_EXERCISE DETAILS_
Lay out each line of the listing below as a Markdown table with two columns, Row for the row number and Line for the text of the line, skipping any blank lines.

_SUPPLIED ENTRIES_

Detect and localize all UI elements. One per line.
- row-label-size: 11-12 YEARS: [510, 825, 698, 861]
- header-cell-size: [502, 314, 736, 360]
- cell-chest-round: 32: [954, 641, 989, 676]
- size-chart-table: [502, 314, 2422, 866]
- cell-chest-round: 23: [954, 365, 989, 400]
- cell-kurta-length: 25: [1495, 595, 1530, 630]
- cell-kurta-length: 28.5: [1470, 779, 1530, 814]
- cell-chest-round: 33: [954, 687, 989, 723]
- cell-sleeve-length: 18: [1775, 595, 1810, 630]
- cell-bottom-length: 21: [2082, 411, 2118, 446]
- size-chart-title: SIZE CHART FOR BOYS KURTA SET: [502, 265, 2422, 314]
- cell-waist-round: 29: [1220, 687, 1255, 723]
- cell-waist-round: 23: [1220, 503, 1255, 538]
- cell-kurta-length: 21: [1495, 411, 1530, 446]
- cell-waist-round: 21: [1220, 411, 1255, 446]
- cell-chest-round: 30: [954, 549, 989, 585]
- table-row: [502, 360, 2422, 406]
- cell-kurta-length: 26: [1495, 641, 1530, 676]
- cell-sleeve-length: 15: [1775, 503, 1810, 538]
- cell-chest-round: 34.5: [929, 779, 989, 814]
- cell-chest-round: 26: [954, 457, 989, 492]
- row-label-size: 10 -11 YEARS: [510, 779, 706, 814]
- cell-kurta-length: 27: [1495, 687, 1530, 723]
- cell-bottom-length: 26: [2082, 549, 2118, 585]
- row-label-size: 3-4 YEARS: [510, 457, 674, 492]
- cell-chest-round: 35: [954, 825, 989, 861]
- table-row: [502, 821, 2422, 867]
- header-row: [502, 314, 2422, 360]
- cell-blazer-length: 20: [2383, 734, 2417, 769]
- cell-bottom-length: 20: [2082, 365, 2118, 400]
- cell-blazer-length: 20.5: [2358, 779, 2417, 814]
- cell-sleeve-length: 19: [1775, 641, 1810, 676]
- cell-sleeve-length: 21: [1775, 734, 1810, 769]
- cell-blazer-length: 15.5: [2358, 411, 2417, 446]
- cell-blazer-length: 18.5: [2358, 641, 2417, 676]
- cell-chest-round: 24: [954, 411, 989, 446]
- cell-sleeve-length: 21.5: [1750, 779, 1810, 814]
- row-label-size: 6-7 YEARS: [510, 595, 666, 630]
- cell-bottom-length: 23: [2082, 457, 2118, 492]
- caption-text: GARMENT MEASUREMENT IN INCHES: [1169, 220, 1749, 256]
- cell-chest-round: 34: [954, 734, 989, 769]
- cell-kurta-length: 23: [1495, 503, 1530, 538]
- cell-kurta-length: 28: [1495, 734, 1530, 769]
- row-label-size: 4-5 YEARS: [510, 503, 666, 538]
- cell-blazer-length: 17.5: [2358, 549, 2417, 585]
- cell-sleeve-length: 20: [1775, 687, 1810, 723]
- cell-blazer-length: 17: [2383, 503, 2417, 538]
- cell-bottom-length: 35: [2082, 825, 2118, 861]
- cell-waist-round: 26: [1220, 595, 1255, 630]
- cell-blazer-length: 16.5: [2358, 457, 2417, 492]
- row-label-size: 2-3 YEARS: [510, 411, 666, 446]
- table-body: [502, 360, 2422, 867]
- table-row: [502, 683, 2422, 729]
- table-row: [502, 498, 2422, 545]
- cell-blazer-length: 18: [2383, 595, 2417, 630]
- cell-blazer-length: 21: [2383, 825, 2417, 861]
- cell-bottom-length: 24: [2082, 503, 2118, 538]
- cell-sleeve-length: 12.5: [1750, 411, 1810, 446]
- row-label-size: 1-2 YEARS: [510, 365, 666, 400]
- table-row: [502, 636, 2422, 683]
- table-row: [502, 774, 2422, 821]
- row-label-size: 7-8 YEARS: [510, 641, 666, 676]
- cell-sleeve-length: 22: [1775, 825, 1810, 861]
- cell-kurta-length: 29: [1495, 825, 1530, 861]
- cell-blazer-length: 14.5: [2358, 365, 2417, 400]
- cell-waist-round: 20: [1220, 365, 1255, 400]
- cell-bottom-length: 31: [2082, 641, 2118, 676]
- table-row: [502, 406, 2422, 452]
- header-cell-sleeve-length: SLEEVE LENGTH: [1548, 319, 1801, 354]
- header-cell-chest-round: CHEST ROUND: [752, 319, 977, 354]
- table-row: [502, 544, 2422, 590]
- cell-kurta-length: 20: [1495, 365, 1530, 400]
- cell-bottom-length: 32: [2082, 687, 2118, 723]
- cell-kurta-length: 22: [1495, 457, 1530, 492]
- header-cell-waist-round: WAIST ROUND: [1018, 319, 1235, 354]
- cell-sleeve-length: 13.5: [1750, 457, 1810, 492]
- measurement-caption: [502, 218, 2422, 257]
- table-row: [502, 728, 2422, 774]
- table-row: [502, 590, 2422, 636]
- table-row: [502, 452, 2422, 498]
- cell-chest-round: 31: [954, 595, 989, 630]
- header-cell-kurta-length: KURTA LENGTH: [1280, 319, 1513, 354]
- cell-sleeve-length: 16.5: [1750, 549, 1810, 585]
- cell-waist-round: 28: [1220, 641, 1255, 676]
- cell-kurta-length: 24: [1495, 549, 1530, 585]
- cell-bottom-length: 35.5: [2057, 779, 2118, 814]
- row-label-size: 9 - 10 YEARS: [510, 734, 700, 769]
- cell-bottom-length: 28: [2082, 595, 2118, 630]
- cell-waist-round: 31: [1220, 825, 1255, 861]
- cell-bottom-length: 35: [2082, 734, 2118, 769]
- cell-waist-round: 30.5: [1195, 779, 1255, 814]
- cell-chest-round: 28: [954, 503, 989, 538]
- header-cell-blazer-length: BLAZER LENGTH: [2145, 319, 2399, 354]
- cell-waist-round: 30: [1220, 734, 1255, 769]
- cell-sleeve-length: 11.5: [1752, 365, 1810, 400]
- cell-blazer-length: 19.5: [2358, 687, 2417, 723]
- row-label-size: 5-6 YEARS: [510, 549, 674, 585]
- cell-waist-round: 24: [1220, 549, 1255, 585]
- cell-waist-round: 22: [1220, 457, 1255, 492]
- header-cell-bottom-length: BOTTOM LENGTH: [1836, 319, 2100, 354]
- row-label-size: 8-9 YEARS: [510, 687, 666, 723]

_ANSWER IN FULL_
| Row | Line |
|---|---|
| 1 | Detect and localize all UI elements. One per line. |
| 2 | - row-label-size: 11-12 YEARS: [510, 825, 698, 861] |
| 3 | - header-cell-size: [502, 314, 736, 360] |
| 4 | - cell-chest-round: 32: [954, 641, 989, 676] |
| 5 | - size-chart-table: [502, 314, 2422, 866] |
| 6 | - cell-chest-round: 23: [954, 365, 989, 400] |
| 7 | - cell-kurta-length: 25: [1495, 595, 1530, 630] |
| 8 | - cell-kurta-length: 28.5: [1470, 779, 1530, 814] |
| 9 | - cell-chest-round: 33: [954, 687, 989, 723] |
| 10 | - cell-sleeve-length: 18: [1775, 595, 1810, 630] |
| 11 | - cell-bottom-length: 21: [2082, 411, 2118, 446] |
| 12 | - size-chart-title: SIZE CHART FOR BOYS KURTA SET: [502, 265, 2422, 314] |
| 13 | - cell-waist-round: 29: [1220, 687, 1255, 723] |
| 14 | - cell-waist-round: 23: [1220, 503, 1255, 538] |
| 15 | - cell-kurta-length: 21: [1495, 411, 1530, 446] |
| 16 | - cell-waist-round: 21: [1220, 411, 1255, 446] |
| 17 | - cell-chest-round: 30: [954, 549, 989, 585] |
| 18 | - table-row: [502, 360, 2422, 406] |
| 19 | - cell-kurta-length: 26: [1495, 641, 1530, 676] |
| 20 | - cell-sleeve-length: 15: [1775, 503, 1810, 538] |
| 21 | - cell-chest-round: 34.5: [929, 779, 989, 814] |
| 22 | - cell-chest-round: 26: [954, 457, 989, 492] |
| 23 | - row-label-size: 10 -11 YEARS: [510, 779, 706, 814] |
| 24 | - cell-kurta-length: 27: [1495, 687, 1530, 723] |
| 25 | - cell-bottom-length: 26: [2082, 549, 2118, 585] |
| 26 | - row-label-size: 3-4 YEARS: [510, 457, 674, 492] |
| 27 | - cell-chest-round: 35: [954, 825, 989, 861] |
| 28 | - table-row: [502, 821, 2422, 867] |
| 29 | - header-row: [502, 314, 2422, 360] |
| 30 | - cell-blazer-length: 20: [2383, 734, 2417, 769] |
| 31 | - cell-bottom-length: 20: [2082, 365, 2118, 400] |
| 32 | - cell-blazer-length: 20.5: [2358, 779, 2417, 814] |
| 33 | - cell-sleeve-length: 19: [1775, 641, 1810, 676] |
| 34 | - cell-sleeve-length: 21: [1775, 734, 1810, 769] |
| 35 | - cell-blazer-length: 15.5: [2358, 411, 2417, 446] |
| 36 | - cell-blazer-length: 18.5: [2358, 641, 2417, 676] |
| 37 | - cell-chest-round: 24: [954, 411, 989, 446] |
| 38 | - cell-sleeve-length: 21.5: [1750, 779, 1810, 814] |
| 39 | - row-label-size: 6-7 YEARS: [510, 595, 666, 630] |
| 40 | - cell-bottom-length: 23: [2082, 457, 2118, 492] |
| 41 | - caption-text: GARMENT MEASUREMENT IN INCHES: [1169, 220, 1749, 256] |
| 42 | - cell-chest-round: 34: [954, 734, 989, 769] |
| 43 | - cell-kurta-length: 23: [1495, 503, 1530, 538] |
| 44 | - cell-kurta-length: 28: [1495, 734, 1530, 769] |
| 45 | - row-label-size: 4-5 YEARS: [510, 503, 666, 538] |
| 46 | - cell-blazer-length: 17.5: [2358, 549, 2417, 585] |
| 47 | - cell-sleeve-length: 20: [1775, 687, 1810, 723] |
| 48 | - cell-blazer-length: 17: [2383, 503, 2417, 538] |
| 49 | - cell-bottom-length: 35: [2082, 825, 2118, 861] |
| 50 | - cell-waist-round: 26: [1220, 595, 1255, 630] |
| 51 | - cell-blazer-length: 16.5: [2358, 457, 2417, 492] |
| 52 | - row-label-size: 2-3 YEARS: [510, 411, 666, 446] |
| 53 | - table-body: [502, 360, 2422, 867] |
| 54 | - table-row: [502, 683, 2422, 729] |
| 55 | - table-row: [502, 498, 2422, 545] |
| 56 | - cell-blazer-length: 18: [2383, 595, 2417, 630] |
| 57 | - cell-blazer-length: 21: [2383, 825, 2417, 861] |
| 58 | - cell-bottom-length: 24: [2082, 503, 2118, 538] |
| 59 | - cell-sleeve-length: 12.5: [1750, 411, 1810, 446] |
| 60 | - row-label-size: 1-2 YEARS: [510, 365, 666, 400] |
| 61 | - table-row: [502, 636, 2422, 683] |
| 62 | - table-row: [502, 774, 2422, 821] |
| 63 | - row-label-size: 7-8 YEARS: [510, 641, 666, 676] |
| 64 | - cell-sleeve-length: 22: [1775, 825, 1810, 861] |
| 65 | - cell-kurta-length: 29: [1495, 825, 1530, 861] |
| 66 | - cell-blazer-length: 14.5: [2358, 365, 2417, 400] |
| 67 | - cell-waist-round: 20: [1220, 365, 1255, 400] |
| 68 | - cell-bottom-length: 31: [2082, 641, 2118, 676] |
| 69 | - table-row: [502, 406, 2422, 452] |
| 70 | - header-cell-sleeve-length: SLEEVE LENGTH: [1548, 319, 1801, 354] |
| 71 | - header-cell-chest-round: CHEST ROUND: [752, 319, 977, 354] |
| 72 | - table-row: [502, 544, 2422, 590] |
| 73 | - cell-kurta-length: 20: [1495, 365, 1530, 400] |
| 74 | - cell-bottom-length: 32: [2082, 687, 2118, 723] |
| 75 | - cell-kurta-length: 22: [1495, 457, 1530, 492] |
| 76 | - header-cell-waist-round: WAIST ROUND: [1018, 319, 1235, 354] |
| 77 | - cell-sleeve-length: 13.5: [1750, 457, 1810, 492] |
| 78 | - measurement-caption: [502, 218, 2422, 257] |
| 79 | - table-row: [502, 728, 2422, 774] |
| 80 | - table-row: [502, 590, 2422, 636] |
| 81 | - table-row: [502, 452, 2422, 498] |
| 82 | - cell-chest-round: 31: [954, 595, 989, 630] |
| 83 | - header-cell-kurta-length: KURTA LENGTH: [1280, 319, 1513, 354] |
| 84 | - cell-sleeve-length: 16.5: [1750, 549, 1810, 585] |
| 85 | - cell-waist-round: 28: [1220, 641, 1255, 676] |
| 86 | - cell-kurta-length: 24: [1495, 549, 1530, 585] |
| 87 | - cell-bottom-length: 35.5: [2057, 779, 2118, 814] |
| 88 | - row-label-size: 9 - 10 YEARS: [510, 734, 700, 769] |
| 89 | - cell-bottom-length: 28: [2082, 595, 2118, 630] |
| 90 | - cell-waist-round: 31: [1220, 825, 1255, 861] |
| 91 | - cell-bottom-length: 35: [2082, 734, 2118, 769] |
| 92 | - cell-waist-round: 30.5: [1195, 779, 1255, 814] |
| 93 | - cell-chest-round: 28: [954, 503, 989, 538] |
| 94 | - header-cell-blazer-length: BLAZER LENGTH: [2145, 319, 2399, 354] |
| 95 | - cell-waist-round: 30: [1220, 734, 1255, 769] |
| 96 | - cell-sleeve-length: 11.5: [1752, 365, 1810, 400] |
| 97 | - cell-blazer-length: 19.5: [2358, 687, 2417, 723] |
| 98 | - row-label-size: 5-6 YEARS: [510, 549, 674, 585] |
| 99 | - cell-waist-round: 24: [1220, 549, 1255, 585] |
| 100 | - cell-waist-round: 22: [1220, 457, 1255, 492] |
| 101 | - header-cell-bottom-length: BOTTOM LENGTH: [1836, 319, 2100, 354] |
| 102 | - row-label-size: 8-9 YEARS: [510, 687, 666, 723] |